= DATA =
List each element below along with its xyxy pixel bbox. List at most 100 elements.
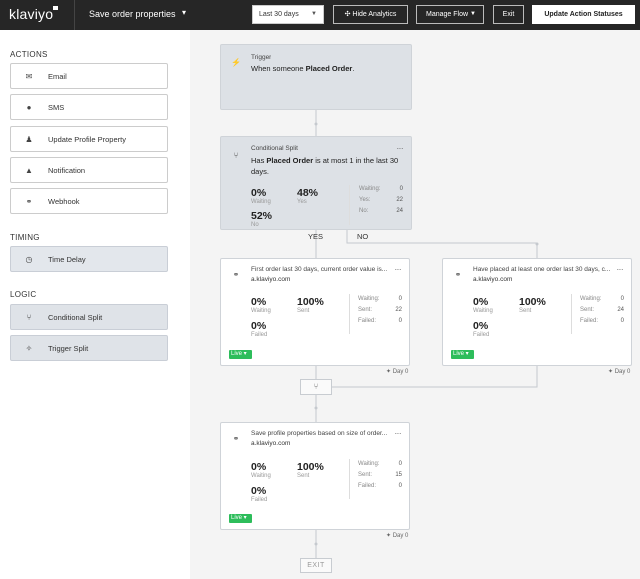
stat-label: Waiting:	[358, 296, 380, 302]
sidebar-item-time-delay[interactable]: ◷ Time Delay	[10, 246, 168, 272]
stats-divider	[349, 185, 350, 225]
stat-value: 0	[620, 296, 624, 302]
live-status-badge[interactable]: Live ▾	[229, 514, 252, 523]
person-icon: ♟	[25, 135, 33, 144]
clock-icon: ◷	[25, 255, 33, 264]
stat-label: Failed:	[580, 318, 599, 324]
sidebar: ACTIONS ✉ Email ● SMS ♟ Update Profile P…	[0, 30, 190, 579]
webhook-title: Save profile properties based on size of…	[251, 430, 388, 437]
waiting-percent: 0%	[251, 296, 267, 308]
split-waiting-label: Waiting	[251, 199, 271, 205]
webhook-card-right[interactable]: ⚭ Have placed at least one order last 30…	[442, 258, 632, 366]
webhook-icon: ⚭	[25, 197, 33, 206]
no-branch-label: NO	[357, 232, 369, 241]
webhook-card-left[interactable]: ⚭ First order last 30 days, current orde…	[220, 258, 410, 366]
topbar-divider	[74, 0, 75, 30]
sidebar-item-webhook[interactable]: ⚭ Webhook	[10, 188, 168, 214]
klaviyo-logo[interactable]: klaviyo	[9, 6, 54, 22]
chevron-down-icon[interactable]: ▾	[182, 8, 187, 17]
webhook-icon: ⚭	[232, 434, 240, 443]
sidebar-item-sms[interactable]: ● SMS	[10, 94, 168, 120]
flow-canvas[interactable]: ⚡ Trigger When someone Placed Order. ⑂ C…	[190, 30, 640, 579]
sidebar-item-trigger-split[interactable]: ✧ Trigger Split	[10, 335, 168, 361]
flow-connector-lines	[314, 110, 539, 558]
sidebar-item-notification[interactable]: ▲ Notification	[10, 157, 168, 183]
manage-flow-label: Manage Flow	[426, 11, 469, 18]
split-stat-label: No:	[359, 208, 369, 214]
more-options-icon[interactable]: ···	[616, 265, 624, 274]
trigger-card[interactable]: ⚡ Trigger When someone Placed Order.	[220, 44, 412, 110]
timing-section-label: TIMING	[10, 233, 40, 242]
sidebar-item-label: Trigger Split	[48, 344, 89, 353]
sent-label: Sent	[519, 308, 532, 314]
webhook-url: a.klaviyo.com	[251, 276, 291, 283]
chevron-down-icon: ▼	[311, 11, 317, 17]
stat-label: Waiting:	[358, 461, 380, 467]
sidebar-item-email[interactable]: ✉ Email	[10, 63, 168, 89]
webhook-url: a.klaviyo.com	[251, 440, 291, 447]
sidebar-item-label: Time Delay	[48, 255, 86, 264]
failed-label: Failed	[251, 497, 268, 503]
actions-section-label: ACTIONS	[10, 50, 48, 59]
split-no-label: No	[251, 222, 259, 228]
split-icon: ⑂	[233, 151, 239, 160]
stat-value: 0	[398, 318, 402, 324]
conditional-split-card[interactable]: ⑂ Conditional Split ··· Has Placed Order…	[220, 136, 412, 230]
envelope-icon: ✉	[25, 72, 33, 81]
eye-icon: ✣	[344, 11, 353, 18]
waiting-label: Waiting	[473, 308, 493, 314]
live-status-badge[interactable]: Live ▾	[229, 350, 252, 359]
live-status-badge[interactable]: Live ▾	[451, 350, 474, 359]
flow-name[interactable]: Save order properties	[89, 9, 176, 19]
sidebar-item-label: Email	[48, 72, 67, 81]
stat-label: Waiting:	[580, 296, 602, 302]
stat-value: 0	[620, 318, 624, 324]
sidebar-item-label: Conditional Split	[48, 313, 103, 322]
webhook-title: First order last 30 days, current order …	[251, 266, 388, 273]
sidebar-item-update-profile-property[interactable]: ♟ Update Profile Property	[10, 126, 168, 152]
hide-analytics-button[interactable]: ✣ Hide Analytics	[333, 5, 408, 24]
delay-label: ✦ Day 0	[608, 369, 631, 375]
delay-label: ✦ Day 0	[386, 369, 409, 375]
sidebar-item-label: Webhook	[48, 197, 80, 206]
waiting-label: Waiting	[251, 473, 271, 479]
exit-button[interactable]: Exit	[493, 5, 524, 24]
stat-label: Sent:	[358, 307, 373, 313]
sidebar-item-conditional-split[interactable]: ⑂ Conditional Split	[10, 304, 168, 330]
date-range-value: Last 30 days	[259, 11, 299, 18]
stat-value: 22	[395, 307, 402, 313]
stat-label: Failed:	[358, 483, 377, 489]
webhook-icon: ⚭	[232, 270, 240, 279]
split-icon: ⑂	[26, 313, 32, 322]
split-yes-label: Yes	[297, 199, 307, 205]
stat-value: 15	[395, 472, 402, 478]
waiting-label: Waiting	[251, 308, 271, 314]
more-options-icon[interactable]: ···	[394, 429, 402, 438]
trigger-title: Trigger	[251, 54, 272, 61]
split-stat-value: 0	[399, 186, 403, 192]
update-action-statuses-button[interactable]: Update Action Statuses	[532, 5, 635, 24]
webhook-url: a.klaviyo.com	[473, 276, 513, 283]
webhook-card-bottom[interactable]: ⚭ Save profile properties based on size …	[220, 422, 410, 530]
split-no-percent: 52%	[251, 210, 273, 222]
more-options-icon[interactable]: ···	[394, 265, 402, 274]
logo-flag-icon	[53, 6, 58, 10]
stats-divider	[571, 294, 572, 334]
more-options-icon[interactable]: ···	[396, 144, 404, 153]
stat-value: 24	[617, 307, 624, 313]
stat-value: 0	[398, 483, 402, 489]
split-stat-label: Yes:	[359, 197, 371, 203]
split-title: Conditional Split	[251, 145, 298, 152]
date-range-select[interactable]: Last 30 days ▼	[252, 5, 324, 24]
stats-divider	[349, 459, 350, 499]
split-stat-value: 22	[396, 197, 403, 203]
trigger-description: When someone Placed Order.	[251, 64, 355, 73]
failed-percent: 0%	[251, 485, 267, 497]
sent-percent: 100%	[297, 461, 324, 473]
split-stat-label: Waiting:	[359, 186, 381, 192]
hide-analytics-label: Hide Analytics	[352, 11, 397, 18]
sidebar-item-label: Update Profile Property	[48, 135, 126, 144]
manage-flow-button[interactable]: Manage Flow ▼	[416, 5, 484, 24]
stats-divider	[349, 294, 350, 334]
failed-percent: 0%	[251, 320, 267, 332]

= DO THIS =
Print every line of the entries above without changing anything, but leave out the picture.

= COMPLETE OUTPUT =
List each element below along with its xyxy pixel bbox. List at most 100 elements.
stat-label: Waiting:	[358, 296, 380, 302]
sidebar-item-time-delay[interactable]: ◷ Time Delay	[10, 246, 168, 272]
stats-divider	[349, 185, 350, 225]
stat-value: 0	[620, 296, 624, 302]
live-status-badge[interactable]: Live ▾	[229, 514, 252, 523]
person-icon: ♟	[25, 135, 33, 144]
clock-icon: ◷	[25, 255, 33, 264]
stat-label: Failed:	[580, 318, 599, 324]
sidebar: ACTIONS ✉ Email ● SMS ♟ Update Profile P…	[0, 30, 190, 579]
webhook-title: Save profile properties based on size of…	[251, 430, 388, 437]
waiting-percent: 0%	[251, 296, 267, 308]
split-waiting-label: Waiting	[251, 199, 271, 205]
webhook-card-right[interactable]: ⚭ Have placed at least one order last 30…	[442, 258, 632, 366]
webhook-icon: ⚭	[25, 197, 33, 206]
no-branch-label: NO	[357, 232, 369, 241]
webhook-card-left[interactable]: ⚭ First order last 30 days, current orde…	[220, 258, 410, 366]
topbar-divider	[74, 0, 75, 30]
sidebar-item-webhook[interactable]: ⚭ Webhook	[10, 188, 168, 214]
klaviyo-logo[interactable]: klaviyo	[9, 6, 54, 22]
chevron-down-icon[interactable]: ▾	[182, 8, 187, 17]
webhook-icon: ⚭	[232, 434, 240, 443]
sidebar-item-sms[interactable]: ● SMS	[10, 94, 168, 120]
flow-canvas[interactable]: ⚡ Trigger When someone Placed Order. ⑂ C…	[190, 30, 640, 579]
sidebar-item-trigger-split[interactable]: ✧ Trigger Split	[10, 335, 168, 361]
flow-connector-lines	[314, 110, 539, 558]
sidebar-item-notification[interactable]: ▲ Notification	[10, 157, 168, 183]
manage-flow-label: Manage Flow	[426, 11, 469, 18]
split-stat-label: No:	[359, 208, 369, 214]
more-options-icon[interactable]: ···	[616, 265, 624, 274]
trigger-card[interactable]: ⚡ Trigger When someone Placed Order.	[220, 44, 412, 110]
timing-section-label: TIMING	[10, 233, 40, 242]
sidebar-item-label: Trigger Split	[48, 344, 89, 353]
sent-label: Sent	[519, 308, 532, 314]
webhook-url: a.klaviyo.com	[251, 276, 291, 283]
chevron-down-icon: ▼	[311, 11, 317, 17]
stat-label: Waiting:	[358, 461, 380, 467]
sidebar-item-email[interactable]: ✉ Email	[10, 63, 168, 89]
webhook-url: a.klaviyo.com	[251, 440, 291, 447]
sidebar-item-label: Time Delay	[48, 255, 86, 264]
failed-label: Failed	[251, 497, 268, 503]
actions-section-label: ACTIONS	[10, 50, 48, 59]
split-no-label: No	[251, 222, 259, 228]
split-icon: ⑂	[233, 151, 239, 160]
stat-value: 0	[398, 318, 402, 324]
conditional-split-card[interactable]: ⑂ Conditional Split ··· Has Placed Order…	[220, 136, 412, 230]
envelope-icon: ✉	[25, 72, 33, 81]
eye-icon: ✣	[344, 11, 353, 18]
waiting-label: Waiting	[473, 308, 493, 314]
live-status-badge[interactable]: Live ▾	[229, 350, 252, 359]
live-status-badge[interactable]: Live ▾	[451, 350, 474, 359]
flow-name[interactable]: Save order properties	[89, 9, 176, 19]
sidebar-item-label: Email	[48, 72, 67, 81]
stat-label: Waiting:	[580, 296, 602, 302]
stat-value: 0	[620, 318, 624, 324]
sidebar-item-label: Conditional Split	[48, 313, 103, 322]
webhook-title: First order last 30 days, current order …	[251, 266, 388, 273]
sidebar-item-update-profile-property[interactable]: ♟ Update Profile Property	[10, 126, 168, 152]
hide-analytics-button[interactable]: ✣ Hide Analytics	[333, 5, 408, 24]
delay-label: ✦ Day 0	[608, 369, 631, 375]
delay-label: ✦ Day 0	[386, 369, 409, 375]
sidebar-item-label: Webhook	[48, 197, 80, 206]
waiting-label: Waiting	[251, 473, 271, 479]
exit-button[interactable]: Exit	[493, 5, 524, 24]
stat-label: Sent:	[358, 307, 373, 313]
sidebar-item-conditional-split[interactable]: ⑂ Conditional Split	[10, 304, 168, 330]
date-range-value: Last 30 days	[259, 11, 299, 18]
stat-value: 22	[395, 307, 402, 313]
stat-label: Failed:	[358, 483, 377, 489]
webhook-icon: ⚭	[232, 270, 240, 279]
split-icon: ⑂	[26, 313, 32, 322]
split-yes-label: Yes	[297, 199, 307, 205]
stat-value: 15	[395, 472, 402, 478]
waiting-label: Waiting	[251, 308, 271, 314]
more-options-icon[interactable]: ···	[394, 429, 402, 438]
trigger-title: Trigger	[251, 54, 272, 61]
split-stat-value: 0	[399, 186, 403, 192]
update-action-statuses-button[interactable]: Update Action Statuses	[532, 5, 635, 24]
webhook-url: a.klaviyo.com	[473, 276, 513, 283]
webhook-card-bottom[interactable]: ⚭ Save profile properties based on size …	[220, 422, 410, 530]
split-no-percent: 52%	[251, 210, 273, 222]
more-options-icon[interactable]: ···	[394, 265, 402, 274]
logo-flag-icon	[53, 6, 58, 10]
stats-divider	[571, 294, 572, 334]
more-options-icon[interactable]: ···	[396, 144, 404, 153]
stat-value: 24	[617, 307, 624, 313]
stat-value: 0	[398, 483, 402, 489]
split-stat-label: Yes:	[359, 197, 371, 203]
split-title: Conditional Split	[251, 145, 298, 152]
date-range-select[interactable]: Last 30 days ▼	[252, 5, 324, 24]
stats-divider	[349, 459, 350, 499]
split-stat-value: 22	[396, 197, 403, 203]
trigger-description: When someone Placed Order.	[251, 64, 355, 73]
failed-percent: 0%	[251, 485, 267, 497]
sent-percent: 100%	[297, 461, 324, 473]
split-stat-label: Waiting:	[359, 186, 381, 192]
hide-analytics-label: Hide Analytics	[352, 11, 397, 18]
sidebar-item-label: Update Profile Property	[48, 135, 126, 144]
manage-flow-button[interactable]: Manage Flow ▼	[416, 5, 484, 24]
stats-divider	[349, 294, 350, 334]
failed-percent: 0%	[251, 320, 267, 332]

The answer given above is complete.